Set task →
Copy the entries below verbatim, keeping every line unchanged.

Excerpted records →
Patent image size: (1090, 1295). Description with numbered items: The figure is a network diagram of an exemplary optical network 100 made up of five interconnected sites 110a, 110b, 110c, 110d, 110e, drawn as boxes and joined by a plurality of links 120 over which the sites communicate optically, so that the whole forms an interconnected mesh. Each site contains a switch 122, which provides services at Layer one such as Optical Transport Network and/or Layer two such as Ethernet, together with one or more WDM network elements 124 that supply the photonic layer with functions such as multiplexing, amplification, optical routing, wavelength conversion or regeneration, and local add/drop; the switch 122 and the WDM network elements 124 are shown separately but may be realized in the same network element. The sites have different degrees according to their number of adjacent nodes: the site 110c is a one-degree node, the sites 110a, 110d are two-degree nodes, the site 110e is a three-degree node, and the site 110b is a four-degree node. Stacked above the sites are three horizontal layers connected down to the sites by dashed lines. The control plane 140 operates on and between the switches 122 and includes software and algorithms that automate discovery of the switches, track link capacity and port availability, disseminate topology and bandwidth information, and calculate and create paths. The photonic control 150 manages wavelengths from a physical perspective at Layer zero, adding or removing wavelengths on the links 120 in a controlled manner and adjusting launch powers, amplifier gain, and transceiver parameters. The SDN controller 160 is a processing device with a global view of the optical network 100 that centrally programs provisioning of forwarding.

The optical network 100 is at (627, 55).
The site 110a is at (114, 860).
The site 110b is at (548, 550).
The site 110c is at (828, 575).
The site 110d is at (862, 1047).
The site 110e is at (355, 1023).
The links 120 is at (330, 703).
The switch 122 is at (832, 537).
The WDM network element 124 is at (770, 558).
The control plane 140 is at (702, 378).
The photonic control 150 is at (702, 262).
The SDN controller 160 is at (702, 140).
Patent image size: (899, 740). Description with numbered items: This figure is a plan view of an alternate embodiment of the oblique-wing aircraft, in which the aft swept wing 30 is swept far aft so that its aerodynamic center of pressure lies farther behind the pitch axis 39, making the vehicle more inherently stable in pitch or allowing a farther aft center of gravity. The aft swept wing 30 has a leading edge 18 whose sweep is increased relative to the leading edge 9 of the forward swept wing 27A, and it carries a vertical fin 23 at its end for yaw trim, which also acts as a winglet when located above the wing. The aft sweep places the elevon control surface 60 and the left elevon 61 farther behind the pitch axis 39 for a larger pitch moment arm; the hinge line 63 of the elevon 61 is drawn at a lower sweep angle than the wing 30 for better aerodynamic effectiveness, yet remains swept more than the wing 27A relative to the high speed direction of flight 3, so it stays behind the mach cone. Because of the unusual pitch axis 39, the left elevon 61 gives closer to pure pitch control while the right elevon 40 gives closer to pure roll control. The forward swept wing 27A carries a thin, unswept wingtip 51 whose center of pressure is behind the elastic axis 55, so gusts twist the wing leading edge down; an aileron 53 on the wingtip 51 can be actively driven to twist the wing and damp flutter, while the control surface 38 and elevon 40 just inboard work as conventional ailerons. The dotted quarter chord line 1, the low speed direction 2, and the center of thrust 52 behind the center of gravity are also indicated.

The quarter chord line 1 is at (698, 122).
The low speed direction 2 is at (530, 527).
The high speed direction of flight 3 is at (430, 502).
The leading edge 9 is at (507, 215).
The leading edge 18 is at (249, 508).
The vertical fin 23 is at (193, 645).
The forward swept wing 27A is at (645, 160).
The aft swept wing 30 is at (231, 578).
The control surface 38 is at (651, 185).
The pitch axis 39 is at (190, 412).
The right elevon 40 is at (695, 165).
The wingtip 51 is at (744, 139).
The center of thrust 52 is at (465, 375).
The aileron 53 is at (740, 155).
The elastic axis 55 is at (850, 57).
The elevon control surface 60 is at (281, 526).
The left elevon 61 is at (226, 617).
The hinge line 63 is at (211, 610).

Solution →
Patent image size: (1090, 1295). Description with numbered items: The figure is a network diagram of an exemplary optical network 100 made up of five interconnected sites 110a, 110b, 110c, 110d, 110e, drawn as boxes and joined by a plurality of links 120 over which the sites communicate optically, so that the whole forms an interconnected mesh. Each site contains a switch 122, which provides services at Layer one such as Optical Transport Network and/or Layer two such as Ethernet, together with one or more WDM network elements 124 that supply the photonic layer with functions such as multiplexing, amplification, optical routing, wavelength conversion or regeneration, and local add/drop; the switch 122 and the WDM network elements 124 are shown separately but may be realized in the same network element. The sites have different degrees according to their number of adjacent nodes: the site 110c is a one-degree node, the sites 110a, 110d are two-degree nodes, the site 110e is a three-degree node, and the site 110b is a four-degree node. Stacked above the sites are three horizontal layers connected down to the sites by dashed lines. The control plane 140 operates on and between the switches 122 and includes software and algorithms that automate discovery of the switches, track link capacity and port availability, disseminate topology and bandwidth information, and calculate and create paths. The photonic control 150 manages wavelengths from a physical perspective at Layer zero, adding or removing wavelengths on the links 120 in a controlled manner and adjusting launch powers, amplifier gain, and transceiver parameters. The SDN controller 160 is a processing device with a global view of the optical network 100 that centrally programs provisioning of forwarding.

The optical network 100 is at (627, 55).
The site 110a is at (114, 860).
The site 110b is at (548, 550).
The site 110c is at (828, 575).
The site 110d is at (862, 1047).
The site 110e is at (355, 1023).
The links 120 is at (330, 703).
The switch 122 is at (832, 537).
The WDM network element 124 is at (770, 558).
The control plane 140 is at (702, 378).
The photonic control 150 is at (702, 262).
The SDN controller 160 is at (702, 140).
Patent image size: (899, 740). Description with numbered items: This figure is a plan view of an alternate embodiment of the oblique-wing aircraft, in which the aft swept wing 30 is swept far aft so that its aerodynamic center of pressure lies farther behind the pitch axis 39, making the vehicle more inherently stable in pitch or allowing a farther aft center of gravity. The aft swept wing 30 has a leading edge 18 whose sweep is increased relative to the leading edge 9 of the forward swept wing 27A, and it carries a vertical fin 23 at its end for yaw trim, which also acts as a winglet when located above the wing. The aft sweep places the elevon control surface 60 and the left elevon 61 farther behind the pitch axis 39 for a larger pitch moment arm; the hinge line 63 of the elevon 61 is drawn at a lower sweep angle than the wing 30 for better aerodynamic effectiveness, yet remains swept more than the wing 27A relative to the high speed direction of flight 3, so it stays behind the mach cone. Because of the unusual pitch axis 39, the left elevon 61 gives closer to pure pitch control while the right elevon 40 gives closer to pure roll control. The forward swept wing 27A carries a thin, unswept wingtip 51 whose center of pressure is behind the elastic axis 55, so gusts twist the wing leading edge down; an aileron 53 on the wingtip 51 can be actively driven to twist the wing and damp flutter, while the control surface 38 and elevon 40 just inboard work as conventional ailerons. The dotted quarter chord line 1, the low speed direction 2, and the center of thrust 52 behind the center of gravity are also indicated.

The quarter chord line 1 is at (698, 122).
The low speed direction 2 is at (530, 527).
The high speed direction of flight 3 is at (430, 502).
The leading edge 9 is at (507, 215).
The leading edge 18 is at (249, 508).
The vertical fin 23 is at (193, 645).
The forward swept wing 27A is at (645, 160).
The aft swept wing 30 is at (231, 578).
The control surface 38 is at (651, 185).
The pitch axis 39 is at (190, 412).
The right elevon 40 is at (695, 165).
The wingtip 51 is at (744, 139).
The center of thrust 52 is at (465, 375).
The aileron 53 is at (740, 155).
The elastic axis 55 is at (850, 57).
The elevon control surface 60 is at (281, 526).
The left elevon 61 is at (226, 617).
The hinge line 63 is at (211, 610).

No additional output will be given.